Short exercise:
Work out how many lines of the listing hold the string "Sohbet", then answer with that number and nothing else.

Source data:
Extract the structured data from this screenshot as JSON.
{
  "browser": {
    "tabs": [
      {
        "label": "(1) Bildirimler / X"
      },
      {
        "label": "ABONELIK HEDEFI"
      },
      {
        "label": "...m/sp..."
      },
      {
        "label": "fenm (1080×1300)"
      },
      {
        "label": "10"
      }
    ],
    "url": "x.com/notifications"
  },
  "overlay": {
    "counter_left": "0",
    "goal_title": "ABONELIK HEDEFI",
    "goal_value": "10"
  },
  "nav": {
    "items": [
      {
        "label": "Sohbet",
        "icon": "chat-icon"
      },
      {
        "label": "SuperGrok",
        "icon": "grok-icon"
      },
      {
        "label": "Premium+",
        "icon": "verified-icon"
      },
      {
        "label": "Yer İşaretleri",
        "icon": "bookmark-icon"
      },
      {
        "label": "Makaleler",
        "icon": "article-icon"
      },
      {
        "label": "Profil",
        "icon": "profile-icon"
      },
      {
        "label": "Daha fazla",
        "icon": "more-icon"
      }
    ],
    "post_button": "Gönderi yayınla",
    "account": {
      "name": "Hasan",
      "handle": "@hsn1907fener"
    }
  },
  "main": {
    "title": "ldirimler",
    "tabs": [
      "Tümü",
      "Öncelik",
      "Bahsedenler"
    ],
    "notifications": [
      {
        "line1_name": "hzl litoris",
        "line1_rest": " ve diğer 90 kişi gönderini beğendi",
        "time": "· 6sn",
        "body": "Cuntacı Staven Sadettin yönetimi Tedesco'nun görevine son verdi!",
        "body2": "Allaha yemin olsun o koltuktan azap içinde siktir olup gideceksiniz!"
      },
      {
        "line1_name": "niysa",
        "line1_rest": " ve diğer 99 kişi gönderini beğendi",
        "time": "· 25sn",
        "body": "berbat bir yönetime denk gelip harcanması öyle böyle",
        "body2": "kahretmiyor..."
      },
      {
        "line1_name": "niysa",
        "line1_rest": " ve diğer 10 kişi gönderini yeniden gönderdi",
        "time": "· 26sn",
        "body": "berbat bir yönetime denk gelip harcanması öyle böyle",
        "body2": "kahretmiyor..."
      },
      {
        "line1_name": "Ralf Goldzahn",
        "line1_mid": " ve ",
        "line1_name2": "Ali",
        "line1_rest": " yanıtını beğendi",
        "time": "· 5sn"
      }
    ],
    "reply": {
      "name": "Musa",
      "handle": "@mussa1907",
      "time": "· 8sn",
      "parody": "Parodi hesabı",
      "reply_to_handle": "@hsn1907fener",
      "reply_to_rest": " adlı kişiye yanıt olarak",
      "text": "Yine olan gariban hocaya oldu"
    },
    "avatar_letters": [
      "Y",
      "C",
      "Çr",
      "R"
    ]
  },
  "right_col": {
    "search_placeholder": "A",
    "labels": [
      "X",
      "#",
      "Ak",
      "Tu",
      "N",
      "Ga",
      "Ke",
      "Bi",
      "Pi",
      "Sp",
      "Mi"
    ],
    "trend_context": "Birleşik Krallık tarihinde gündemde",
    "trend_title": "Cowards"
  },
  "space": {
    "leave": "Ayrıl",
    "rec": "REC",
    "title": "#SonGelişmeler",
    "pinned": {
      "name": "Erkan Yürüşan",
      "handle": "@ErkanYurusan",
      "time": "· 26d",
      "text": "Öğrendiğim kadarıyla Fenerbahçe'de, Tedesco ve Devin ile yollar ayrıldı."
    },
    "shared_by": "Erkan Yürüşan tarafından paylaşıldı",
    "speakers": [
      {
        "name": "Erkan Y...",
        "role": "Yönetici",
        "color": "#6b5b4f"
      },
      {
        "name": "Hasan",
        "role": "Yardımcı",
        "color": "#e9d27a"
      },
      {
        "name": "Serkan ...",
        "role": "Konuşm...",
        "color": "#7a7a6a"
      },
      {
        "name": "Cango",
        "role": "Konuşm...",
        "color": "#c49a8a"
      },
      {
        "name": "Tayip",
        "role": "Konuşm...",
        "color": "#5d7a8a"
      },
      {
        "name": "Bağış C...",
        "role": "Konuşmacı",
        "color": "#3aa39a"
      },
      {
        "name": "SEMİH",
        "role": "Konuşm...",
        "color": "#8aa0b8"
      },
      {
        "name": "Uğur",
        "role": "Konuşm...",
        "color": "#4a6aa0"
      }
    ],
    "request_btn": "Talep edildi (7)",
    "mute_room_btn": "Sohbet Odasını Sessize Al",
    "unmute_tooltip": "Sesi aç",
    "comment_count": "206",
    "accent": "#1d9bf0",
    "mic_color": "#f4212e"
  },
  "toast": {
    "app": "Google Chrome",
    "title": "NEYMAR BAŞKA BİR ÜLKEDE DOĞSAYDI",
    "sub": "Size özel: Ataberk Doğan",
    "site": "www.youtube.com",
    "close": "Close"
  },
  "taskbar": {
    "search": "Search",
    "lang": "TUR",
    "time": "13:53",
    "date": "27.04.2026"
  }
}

Result below:
2